Entries from a dataset
____________________

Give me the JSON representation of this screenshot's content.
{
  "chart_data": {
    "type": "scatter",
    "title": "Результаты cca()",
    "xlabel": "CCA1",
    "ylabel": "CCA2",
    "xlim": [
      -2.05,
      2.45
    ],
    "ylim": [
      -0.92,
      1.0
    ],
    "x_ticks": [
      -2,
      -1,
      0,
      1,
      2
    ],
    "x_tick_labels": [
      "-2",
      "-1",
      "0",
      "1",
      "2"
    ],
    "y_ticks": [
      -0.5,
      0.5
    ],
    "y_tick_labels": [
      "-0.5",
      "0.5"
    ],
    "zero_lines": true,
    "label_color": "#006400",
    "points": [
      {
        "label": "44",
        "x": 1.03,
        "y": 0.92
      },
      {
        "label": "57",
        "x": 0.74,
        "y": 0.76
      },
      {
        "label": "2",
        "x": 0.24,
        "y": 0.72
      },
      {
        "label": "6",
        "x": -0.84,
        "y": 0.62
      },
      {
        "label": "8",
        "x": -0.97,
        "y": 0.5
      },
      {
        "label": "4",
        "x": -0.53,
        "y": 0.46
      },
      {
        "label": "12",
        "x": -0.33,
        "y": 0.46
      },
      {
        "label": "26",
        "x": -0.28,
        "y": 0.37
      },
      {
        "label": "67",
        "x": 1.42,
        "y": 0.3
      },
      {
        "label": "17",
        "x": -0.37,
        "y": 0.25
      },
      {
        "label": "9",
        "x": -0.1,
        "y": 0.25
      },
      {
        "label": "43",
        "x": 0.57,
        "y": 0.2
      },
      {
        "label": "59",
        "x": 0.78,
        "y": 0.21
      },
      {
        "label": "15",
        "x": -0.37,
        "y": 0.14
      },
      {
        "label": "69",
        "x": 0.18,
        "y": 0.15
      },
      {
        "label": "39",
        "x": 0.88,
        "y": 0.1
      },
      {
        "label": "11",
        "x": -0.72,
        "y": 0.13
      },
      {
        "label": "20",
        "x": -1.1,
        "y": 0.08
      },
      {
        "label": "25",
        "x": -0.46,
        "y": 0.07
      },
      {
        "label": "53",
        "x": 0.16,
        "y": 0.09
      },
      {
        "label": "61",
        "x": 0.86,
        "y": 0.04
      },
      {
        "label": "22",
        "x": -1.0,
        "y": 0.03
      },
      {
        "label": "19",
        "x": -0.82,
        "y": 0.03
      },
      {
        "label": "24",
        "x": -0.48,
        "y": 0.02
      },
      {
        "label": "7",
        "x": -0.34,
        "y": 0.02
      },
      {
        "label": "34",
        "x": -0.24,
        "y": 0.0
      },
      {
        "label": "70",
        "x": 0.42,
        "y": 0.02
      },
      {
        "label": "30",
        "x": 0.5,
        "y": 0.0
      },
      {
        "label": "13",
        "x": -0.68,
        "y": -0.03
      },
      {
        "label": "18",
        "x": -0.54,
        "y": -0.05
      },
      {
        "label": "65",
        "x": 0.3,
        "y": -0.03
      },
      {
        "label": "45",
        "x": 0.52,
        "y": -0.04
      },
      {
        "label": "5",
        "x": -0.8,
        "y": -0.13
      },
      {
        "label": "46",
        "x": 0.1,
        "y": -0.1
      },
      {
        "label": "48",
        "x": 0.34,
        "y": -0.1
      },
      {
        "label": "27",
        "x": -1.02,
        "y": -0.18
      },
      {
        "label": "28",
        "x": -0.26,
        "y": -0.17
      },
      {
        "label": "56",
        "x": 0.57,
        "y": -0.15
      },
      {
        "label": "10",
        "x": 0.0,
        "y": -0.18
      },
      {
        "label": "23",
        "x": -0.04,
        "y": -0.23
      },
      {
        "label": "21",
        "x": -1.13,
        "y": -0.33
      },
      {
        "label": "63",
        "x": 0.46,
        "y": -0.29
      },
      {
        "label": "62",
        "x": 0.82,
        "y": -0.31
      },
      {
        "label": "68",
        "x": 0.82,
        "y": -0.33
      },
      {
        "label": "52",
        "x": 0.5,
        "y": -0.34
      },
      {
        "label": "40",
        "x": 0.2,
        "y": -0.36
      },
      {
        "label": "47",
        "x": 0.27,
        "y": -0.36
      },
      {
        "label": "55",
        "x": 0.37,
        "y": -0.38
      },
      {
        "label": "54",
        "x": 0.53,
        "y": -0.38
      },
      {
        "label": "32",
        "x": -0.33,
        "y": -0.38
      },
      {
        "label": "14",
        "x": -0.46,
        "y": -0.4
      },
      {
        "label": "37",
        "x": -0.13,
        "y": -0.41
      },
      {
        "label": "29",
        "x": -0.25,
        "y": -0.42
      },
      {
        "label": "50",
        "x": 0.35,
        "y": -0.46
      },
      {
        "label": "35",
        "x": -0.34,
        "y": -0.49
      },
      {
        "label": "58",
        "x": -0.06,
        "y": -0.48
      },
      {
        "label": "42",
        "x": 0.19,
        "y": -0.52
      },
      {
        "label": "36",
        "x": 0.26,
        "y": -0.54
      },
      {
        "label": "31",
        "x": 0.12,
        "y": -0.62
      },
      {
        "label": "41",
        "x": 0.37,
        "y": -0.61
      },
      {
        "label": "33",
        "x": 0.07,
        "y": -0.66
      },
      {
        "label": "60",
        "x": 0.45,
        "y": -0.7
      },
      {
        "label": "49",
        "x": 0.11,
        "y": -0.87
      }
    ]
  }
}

____________________

What to produce: Print every entry exactly as it appears.

Solution to this task:
Give me the JSON representation of this screenshot's content.
{
  "chart_data": {
    "type": "scatter",
    "title": "Результаты cca()",
    "xlabel": "CCA1",
    "ylabel": "CCA2",
    "xlim": [
      -2.05,
      2.45
    ],
    "ylim": [
      -0.92,
      1.0
    ],
    "x_ticks": [
      -2,
      -1,
      0,
      1,
      2
    ],
    "x_tick_labels": [
      "-2",
      "-1",
      "0",
      "1",
      "2"
    ],
    "y_ticks": [
      -0.5,
      0.5
    ],
    "y_tick_labels": [
      "-0.5",
      "0.5"
    ],
    "zero_lines": true,
    "label_color": "#006400",
    "points": [
      {
        "label": "44",
        "x": 1.03,
        "y": 0.92
      },
      {
        "label": "57",
        "x": 0.74,
        "y": 0.76
      },
      {
        "label": "2",
        "x": 0.24,
        "y": 0.72
      },
      {
        "label": "6",
        "x": -0.84,
        "y": 0.62
      },
      {
        "label": "8",
        "x": -0.97,
        "y": 0.5
      },
      {
        "label": "4",
        "x": -0.53,
        "y": 0.46
      },
      {
        "label": "12",
        "x": -0.33,
        "y": 0.46
      },
      {
        "label": "26",
        "x": -0.28,
        "y": 0.37
      },
      {
        "label": "67",
        "x": 1.42,
        "y": 0.3
      },
      {
        "label": "17",
        "x": -0.37,
        "y": 0.25
      },
      {
        "label": "9",
        "x": -0.1,
        "y": 0.25
      },
      {
        "label": "43",
        "x": 0.57,
        "y": 0.2
      },
      {
        "label": "59",
        "x": 0.78,
        "y": 0.21
      },
      {
        "label": "15",
        "x": -0.37,
        "y": 0.14
      },
      {
        "label": "69",
        "x": 0.18,
        "y": 0.15
      },
      {
        "label": "39",
        "x": 0.88,
        "y": 0.1
      },
      {
        "label": "11",
        "x": -0.72,
        "y": 0.13
      },
      {
        "label": "20",
        "x": -1.1,
        "y": 0.08
      },
      {
        "label": "25",
        "x": -0.46,
        "y": 0.07
      },
      {
        "label": "53",
        "x": 0.16,
        "y": 0.09
      },
      {
        "label": "61",
        "x": 0.86,
        "y": 0.04
      },
      {
        "label": "22",
        "x": -1.0,
        "y": 0.03
      },
      {
        "label": "19",
        "x": -0.82,
        "y": 0.03
      },
      {
        "label": "24",
        "x": -0.48,
        "y": 0.02
      },
      {
        "label": "7",
        "x": -0.34,
        "y": 0.02
      },
      {
        "label": "34",
        "x": -0.24,
        "y": 0.0
      },
      {
        "label": "70",
        "x": 0.42,
        "y": 0.02
      },
      {
        "label": "30",
        "x": 0.5,
        "y": 0.0
      },
      {
        "label": "13",
        "x": -0.68,
        "y": -0.03
      },
      {
        "label": "18",
        "x": -0.54,
        "y": -0.05
      },
      {
        "label": "65",
        "x": 0.3,
        "y": -0.03
      },
      {
        "label": "45",
        "x": 0.52,
        "y": -0.04
      },
      {
        "label": "5",
        "x": -0.8,
        "y": -0.13
      },
      {
        "label": "46",
        "x": 0.1,
        "y": -0.1
      },
      {
        "label": "48",
        "x": 0.34,
        "y": -0.1
      },
      {
        "label": "27",
        "x": -1.02,
        "y": -0.18
      },
      {
        "label": "28",
        "x": -0.26,
        "y": -0.17
      },
      {
        "label": "56",
        "x": 0.57,
        "y": -0.15
      },
      {
        "label": "10",
        "x": 0.0,
        "y": -0.18
      },
      {
        "label": "23",
        "x": -0.04,
        "y": -0.23
      },
      {
        "label": "21",
        "x": -1.13,
        "y": -0.33
      },
      {
        "label": "63",
        "x": 0.46,
        "y": -0.29
      },
      {
        "label": "62",
        "x": 0.82,
        "y": -0.31
      },
      {
        "label": "68",
        "x": 0.82,
        "y": -0.33
      },
      {
        "label": "52",
        "x": 0.5,
        "y": -0.34
      },
      {
        "label": "40",
        "x": 0.2,
        "y": -0.36
      },
      {
        "label": "47",
        "x": 0.27,
        "y": -0.36
      },
      {
        "label": "55",
        "x": 0.37,
        "y": -0.38
      },
      {
        "label": "54",
        "x": 0.53,
        "y": -0.38
      },
      {
        "label": "32",
        "x": -0.33,
        "y": -0.38
      },
      {
        "label": "14",
        "x": -0.46,
        "y": -0.4
      },
      {
        "label": "37",
        "x": -0.13,
        "y": -0.41
      },
      {
        "label": "29",
        "x": -0.25,
        "y": -0.42
      },
      {
        "label": "50",
        "x": 0.35,
        "y": -0.46
      },
      {
        "label": "35",
        "x": -0.34,
        "y": -0.49
      },
      {
        "label": "58",
        "x": -0.06,
        "y": -0.48
      },
      {
        "label": "42",
        "x": 0.19,
        "y": -0.52
      },
      {
        "label": "36",
        "x": 0.26,
        "y": -0.54
      },
      {
        "label": "31",
        "x": 0.12,
        "y": -0.62
      },
      {
        "label": "41",
        "x": 0.37,
        "y": -0.61
      },
      {
        "label": "33",
        "x": 0.07,
        "y": -0.66
      },
      {
        "label": "60",
        "x": 0.45,
        "y": -0.7
      },
      {
        "label": "49",
        "x": 0.11,
        "y": -0.87
      }
    ]
  }
}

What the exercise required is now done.